## [Dataset excerpts]
==*==

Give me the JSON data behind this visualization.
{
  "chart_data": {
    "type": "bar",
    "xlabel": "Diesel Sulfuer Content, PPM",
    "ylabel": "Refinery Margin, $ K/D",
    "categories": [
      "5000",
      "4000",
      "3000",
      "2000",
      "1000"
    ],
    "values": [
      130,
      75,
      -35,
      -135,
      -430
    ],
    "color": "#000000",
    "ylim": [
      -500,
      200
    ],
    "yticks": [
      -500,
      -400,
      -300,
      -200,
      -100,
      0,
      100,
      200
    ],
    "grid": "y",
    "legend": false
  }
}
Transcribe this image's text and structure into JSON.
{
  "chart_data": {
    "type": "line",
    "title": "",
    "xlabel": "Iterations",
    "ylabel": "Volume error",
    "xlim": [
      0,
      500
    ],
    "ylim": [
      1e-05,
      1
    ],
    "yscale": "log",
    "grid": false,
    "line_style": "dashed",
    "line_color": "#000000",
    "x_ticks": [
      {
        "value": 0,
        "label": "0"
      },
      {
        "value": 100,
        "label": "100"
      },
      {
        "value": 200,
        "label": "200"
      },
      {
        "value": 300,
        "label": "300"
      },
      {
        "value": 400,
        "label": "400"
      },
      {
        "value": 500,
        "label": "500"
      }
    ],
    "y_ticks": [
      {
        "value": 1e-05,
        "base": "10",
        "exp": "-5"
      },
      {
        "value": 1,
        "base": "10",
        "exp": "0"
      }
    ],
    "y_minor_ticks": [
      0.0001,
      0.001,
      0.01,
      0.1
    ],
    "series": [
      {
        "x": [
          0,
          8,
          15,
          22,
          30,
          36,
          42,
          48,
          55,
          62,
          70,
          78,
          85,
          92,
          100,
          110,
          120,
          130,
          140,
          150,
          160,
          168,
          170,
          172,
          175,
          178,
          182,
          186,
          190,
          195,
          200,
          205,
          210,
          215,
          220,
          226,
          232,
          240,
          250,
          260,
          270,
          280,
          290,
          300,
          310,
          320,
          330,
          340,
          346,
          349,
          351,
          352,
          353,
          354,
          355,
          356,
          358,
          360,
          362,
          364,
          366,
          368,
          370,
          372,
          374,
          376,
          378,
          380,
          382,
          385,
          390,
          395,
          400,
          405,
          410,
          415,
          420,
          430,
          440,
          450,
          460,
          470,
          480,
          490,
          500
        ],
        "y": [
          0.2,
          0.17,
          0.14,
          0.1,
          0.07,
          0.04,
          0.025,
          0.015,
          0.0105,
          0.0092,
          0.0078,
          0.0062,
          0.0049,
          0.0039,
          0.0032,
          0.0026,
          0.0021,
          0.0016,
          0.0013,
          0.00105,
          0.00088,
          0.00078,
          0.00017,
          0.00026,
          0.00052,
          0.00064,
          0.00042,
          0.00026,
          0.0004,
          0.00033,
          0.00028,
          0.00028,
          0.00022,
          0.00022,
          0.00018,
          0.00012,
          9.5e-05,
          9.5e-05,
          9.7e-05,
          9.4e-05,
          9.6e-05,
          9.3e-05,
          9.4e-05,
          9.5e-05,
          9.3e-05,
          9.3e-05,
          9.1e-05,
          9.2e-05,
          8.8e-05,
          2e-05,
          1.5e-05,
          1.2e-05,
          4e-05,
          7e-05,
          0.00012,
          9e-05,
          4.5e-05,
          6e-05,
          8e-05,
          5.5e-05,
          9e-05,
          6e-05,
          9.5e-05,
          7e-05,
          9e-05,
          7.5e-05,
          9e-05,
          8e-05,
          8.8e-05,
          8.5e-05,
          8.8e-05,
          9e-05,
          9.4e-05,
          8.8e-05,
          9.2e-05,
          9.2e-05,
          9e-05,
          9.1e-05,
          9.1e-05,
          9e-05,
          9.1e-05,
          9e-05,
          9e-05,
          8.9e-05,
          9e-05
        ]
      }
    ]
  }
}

==*==

## [What needs to be done]
Your task is to repeat each line of the material exactly.

## [Correct output]
Give me the JSON data behind this visualization.
{
  "chart_data": {
    "type": "bar",
    "xlabel": "Diesel Sulfuer Content, PPM",
    "ylabel": "Refinery Margin, $ K/D",
    "categories": [
      "5000",
      "4000",
      "3000",
      "2000",
      "1000"
    ],
    "values": [
      130,
      75,
      -35,
      -135,
      -430
    ],
    "color": "#000000",
    "ylim": [
      -500,
      200
    ],
    "yticks": [
      -500,
      -400,
      -300,
      -200,
      -100,
      0,
      100,
      200
    ],
    "grid": "y",
    "legend": false
  }
}
Transcribe this image's text and structure into JSON.
{
  "chart_data": {
    "type": "line",
    "title": "",
    "xlabel": "Iterations",
    "ylabel": "Volume error",
    "xlim": [
      0,
      500
    ],
    "ylim": [
      1e-05,
      1
    ],
    "yscale": "log",
    "grid": false,
    "line_style": "dashed",
    "line_color": "#000000",
    "x_ticks": [
      {
        "value": 0,
        "label": "0"
      },
      {
        "value": 100,
        "label": "100"
      },
      {
        "value": 200,
        "label": "200"
      },
      {
        "value": 300,
        "label": "300"
      },
      {
        "value": 400,
        "label": "400"
      },
      {
        "value": 500,
        "label": "500"
      }
    ],
    "y_ticks": [
      {
        "value": 1e-05,
        "base": "10",
        "exp": "-5"
      },
      {
        "value": 1,
        "base": "10",
        "exp": "0"
      }
    ],
    "y_minor_ticks": [
      0.0001,
      0.001,
      0.01,
      0.1
    ],
    "series": [
      {
        "x": [
          0,
          8,
          15,
          22,
          30,
          36,
          42,
          48,
          55,
          62,
          70,
          78,
          85,
          92,
          100,
          110,
          120,
          130,
          140,
          150,
          160,
          168,
          170,
          172,
          175,
          178,
          182,
          186,
          190,
          195,
          200,
          205,
          210,
          215,
          220,
          226,
          232,
          240,
          250,
          260,
          270,
          280,
          290,
          300,
          310,
          320,
          330,
          340,
          346,
          349,
          351,
          352,
          353,
          354,
          355,
          356,
          358,
          360,
          362,
          364,
          366,
          368,
          370,
          372,
          374,
          376,
          378,
          380,
          382,
          385,
          390,
          395,
          400,
          405,
          410,
          415,
          420,
          430,
          440,
          450,
          460,
          470,
          480,
          490,
          500
        ],
        "y": [
          0.2,
          0.17,
          0.14,
          0.1,
          0.07,
          0.04,
          0.025,
          0.015,
          0.0105,
          0.0092,
          0.0078,
          0.0062,
          0.0049,
          0.0039,
          0.0032,
          0.0026,
          0.0021,
          0.0016,
          0.0013,
          0.00105,
          0.00088,
          0.00078,
          0.00017,
          0.00026,
          0.00052,
          0.00064,
          0.00042,
          0.00026,
          0.0004,
          0.00033,
          0.00028,
          0.00028,
          0.00022,
          0.00022,
          0.00018,
          0.00012,
          9.5e-05,
          9.5e-05,
          9.7e-05,
          9.4e-05,
          9.6e-05,
          9.3e-05,
          9.4e-05,
          9.5e-05,
          9.3e-05,
          9.3e-05,
          9.1e-05,
          9.2e-05,
          8.8e-05,
          2e-05,
          1.5e-05,
          1.2e-05,
          4e-05,
          7e-05,
          0.00012,
          9e-05,
          4.5e-05,
          6e-05,
          8e-05,
          5.5e-05,
          9e-05,
          6e-05,
          9.5e-05,
          7e-05,
          9e-05,
          7.5e-05,
          9e-05,
          8e-05,
          8.8e-05,
          8.5e-05,
          8.8e-05,
          9e-05,
          9.4e-05,
          8.8e-05,
          9.2e-05,
          9.2e-05,
          9e-05,
          9.1e-05,
          9.1e-05,
          9e-05,
          9.1e-05,
          9e-05,
          9e-05,
          8.9e-05,
          9e-05
        ]
      }
    ]
  }
}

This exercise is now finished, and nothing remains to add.